# READING TEXT:
[Start of section]
Men and women respond equally to naltrexone as treatment for alcohol dependence

July 20, 2010, Alcoholism: Clinical & Experimental Research

While the prevalence of alcohol use disorders (AUDs) in the United States during the 1980s was roughly five times more common among men than women, the gap between the genders has narrowed: AUDs are now only twice as prevalent in men than in women. Treatment for alcohol dependence (AD) utilizes multiple therapeutic modalities, including pharmacotherapy. This study found that women respond to naltrexone treatment for AD similarly to men.

Results will be published in the October 2010 issue of Alcoholism: Clinical & Experimental Research and are currently available at Early View.

"Compared with men, women now initiate their use of substances at an earlier age than in previous generations, and at approximately the same age as their male counterparts," said Shelly F. Greenfield, associate professor of psychiatry at Harvard Medical School and corresponding author for the study. "For example, women born after World War II have lower levels of abstaining from alcohol, and higher levels of AD. This "closing gender gap" in AD seems likely due to an increase in AD among women, while men have been more or less steady in their levels of dependence."

This closing gap in prevalence unfortunately has adverse health implications for women, explained Greenfield, given that women experience a more rapid progression of AD than men, a phenomenon called "telescoping."

"Women who drink progress more rapidly to serious alcohol-related physical and social consequences than their male counterparts, with shorter time between landmarks of illness progression," she said, "and this generally happens at lower doses of alcohol consumed less frequently. Adverse consequences can include liver disease, pancreatitis, gastritis, ulcers, hypertension, malnutrition, anemia, as well as cognitive and other neuropsychological deficits. In addition, psychiatric co-occurring disorders that occur more often in women, such as depression and anxiety disorders, can worsen due to AD."

Greenfield and her colleagues used data from the Combining Medications and Behavioral Interventions (COMBINE) for study, a national, multi-site trial conducted between 2001 and 2004 among 1,383 (848 men, 378 women) recently abstinent AD individuals. For this specific study, the authors examined eight groups receiving: medical management (a nine-session intervention that focuses on enhancing medication adherence and abstinence) with 16 weeks of placebo, naltrexone (100 mg/day), acamprosate (3 grams/day), or a combination thereof with or without a specialist-delivered Combined Behavioral Intervention.
[End of section]
# TASK SET:
• a. Write out the part of the naltrexone article starting at "Greenfield and her" and ending at "Combined Behavioral Intervention.".
• b. Decide whether each statement below agrees with the naltrexone article, answering yes or no and quoting the words of the article that settle it. (i) During the 1980s, alcohol use disorders in the United States were roughly five times more common among men than among women. (ii) The COMBINE trial was conducted between 2005 and 2008. (iii) Men experience a more rapid progression of alcohol dependence than women.

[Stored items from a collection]
[Start of section]
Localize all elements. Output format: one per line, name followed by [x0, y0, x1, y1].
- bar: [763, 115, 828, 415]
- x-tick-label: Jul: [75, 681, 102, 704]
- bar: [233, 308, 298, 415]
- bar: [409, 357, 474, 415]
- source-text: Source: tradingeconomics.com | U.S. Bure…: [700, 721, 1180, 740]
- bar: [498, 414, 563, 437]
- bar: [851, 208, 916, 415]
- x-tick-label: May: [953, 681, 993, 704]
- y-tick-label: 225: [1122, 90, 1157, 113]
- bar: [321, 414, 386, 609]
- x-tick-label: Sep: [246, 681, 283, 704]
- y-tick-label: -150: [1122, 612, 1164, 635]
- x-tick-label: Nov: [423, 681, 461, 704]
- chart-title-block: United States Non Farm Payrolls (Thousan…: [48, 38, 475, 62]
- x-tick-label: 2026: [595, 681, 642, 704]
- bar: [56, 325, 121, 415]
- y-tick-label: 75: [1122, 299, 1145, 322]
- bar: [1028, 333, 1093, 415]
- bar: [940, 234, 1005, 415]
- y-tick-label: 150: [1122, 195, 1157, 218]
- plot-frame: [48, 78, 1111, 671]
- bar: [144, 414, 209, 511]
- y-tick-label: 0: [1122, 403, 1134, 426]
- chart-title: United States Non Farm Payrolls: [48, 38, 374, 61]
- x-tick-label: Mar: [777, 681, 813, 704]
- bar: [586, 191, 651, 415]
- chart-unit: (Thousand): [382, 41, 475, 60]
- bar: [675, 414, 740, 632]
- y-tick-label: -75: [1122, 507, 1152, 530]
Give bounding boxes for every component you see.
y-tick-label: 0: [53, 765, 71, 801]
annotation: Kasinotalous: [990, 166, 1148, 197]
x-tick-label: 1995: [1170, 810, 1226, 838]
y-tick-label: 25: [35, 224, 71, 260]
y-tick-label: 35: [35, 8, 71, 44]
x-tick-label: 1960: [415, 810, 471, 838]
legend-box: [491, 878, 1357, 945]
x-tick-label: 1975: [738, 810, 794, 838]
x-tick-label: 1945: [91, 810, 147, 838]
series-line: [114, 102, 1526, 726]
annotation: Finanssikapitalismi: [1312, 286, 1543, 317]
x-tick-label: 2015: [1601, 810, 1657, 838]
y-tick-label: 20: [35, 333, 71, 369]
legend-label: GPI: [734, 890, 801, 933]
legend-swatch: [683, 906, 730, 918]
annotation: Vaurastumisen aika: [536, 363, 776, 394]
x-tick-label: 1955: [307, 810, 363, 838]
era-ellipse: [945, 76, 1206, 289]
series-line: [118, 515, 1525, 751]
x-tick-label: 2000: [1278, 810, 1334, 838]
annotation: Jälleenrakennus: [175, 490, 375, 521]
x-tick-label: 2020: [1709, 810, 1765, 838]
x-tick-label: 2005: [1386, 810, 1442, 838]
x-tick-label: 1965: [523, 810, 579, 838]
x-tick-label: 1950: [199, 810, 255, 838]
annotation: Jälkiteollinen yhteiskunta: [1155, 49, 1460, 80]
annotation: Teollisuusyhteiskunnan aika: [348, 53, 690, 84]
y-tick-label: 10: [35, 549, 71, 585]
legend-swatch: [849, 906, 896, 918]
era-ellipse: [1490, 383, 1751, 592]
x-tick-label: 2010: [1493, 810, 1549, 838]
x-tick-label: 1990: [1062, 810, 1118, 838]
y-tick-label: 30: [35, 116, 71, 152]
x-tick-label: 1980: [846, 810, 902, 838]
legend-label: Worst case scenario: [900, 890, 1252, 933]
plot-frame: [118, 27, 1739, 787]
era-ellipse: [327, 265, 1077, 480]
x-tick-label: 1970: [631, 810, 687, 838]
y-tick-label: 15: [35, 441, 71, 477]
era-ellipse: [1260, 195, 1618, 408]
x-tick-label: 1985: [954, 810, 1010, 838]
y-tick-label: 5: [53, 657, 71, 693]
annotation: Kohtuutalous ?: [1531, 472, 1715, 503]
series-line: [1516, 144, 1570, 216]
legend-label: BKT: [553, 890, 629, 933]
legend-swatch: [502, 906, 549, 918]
[End of section]
# SOLUTIONS IN ORDER:
• a.
Greenfield and her colleagues used data from the Combining Medications and Behavioral Interventions (COMBINE) for study, a national, multi-site trial conducted between 2001 and 2004 among 1,383 (848 men, 378 women) recently abstinent AD individuals. For this specific study, the authors examined eight groups receiving: medical management (a nine-session intervention that focuses on enhancing medication adherence and abstinence) with 16 weeks of placebo, naltrexone (100 mg/day), acamprosate (3 grams/day), or a combination thereof with or without a specialist-delivered Combined Behavioral Intervention.

• b.
(i) Yes: "roughly five times more common among men than women"
(ii) No: "conducted between 2001 and 2004"
(iii) No: "women experience a more rapid progression of AD than men"